Some records:
------------

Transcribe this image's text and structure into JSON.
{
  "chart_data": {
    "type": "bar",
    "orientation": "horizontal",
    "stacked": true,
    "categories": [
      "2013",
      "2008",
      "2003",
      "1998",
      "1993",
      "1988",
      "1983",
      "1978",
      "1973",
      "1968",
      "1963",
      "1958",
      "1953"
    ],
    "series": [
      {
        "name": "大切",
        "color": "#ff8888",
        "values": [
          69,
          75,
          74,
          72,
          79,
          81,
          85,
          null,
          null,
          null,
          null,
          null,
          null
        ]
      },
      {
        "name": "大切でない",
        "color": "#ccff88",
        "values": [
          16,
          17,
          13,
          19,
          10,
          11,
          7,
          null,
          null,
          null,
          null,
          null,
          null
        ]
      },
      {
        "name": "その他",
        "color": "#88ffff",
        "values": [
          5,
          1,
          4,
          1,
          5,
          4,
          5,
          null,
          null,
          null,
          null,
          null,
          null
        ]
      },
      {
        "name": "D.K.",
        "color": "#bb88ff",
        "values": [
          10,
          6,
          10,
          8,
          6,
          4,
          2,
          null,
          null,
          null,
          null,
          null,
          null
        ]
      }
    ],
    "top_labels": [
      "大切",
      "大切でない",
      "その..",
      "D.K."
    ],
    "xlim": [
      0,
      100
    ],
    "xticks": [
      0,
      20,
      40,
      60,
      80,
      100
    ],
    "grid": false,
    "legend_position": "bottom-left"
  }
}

------------

• DO THIS: Track down every line with the word "color" and copy it.

• RIGHT ANSWER:
        "color": "#ff8888",
        "color": "#ccff88",
        "color": "#88ffff",
        "color": "#bb88ff",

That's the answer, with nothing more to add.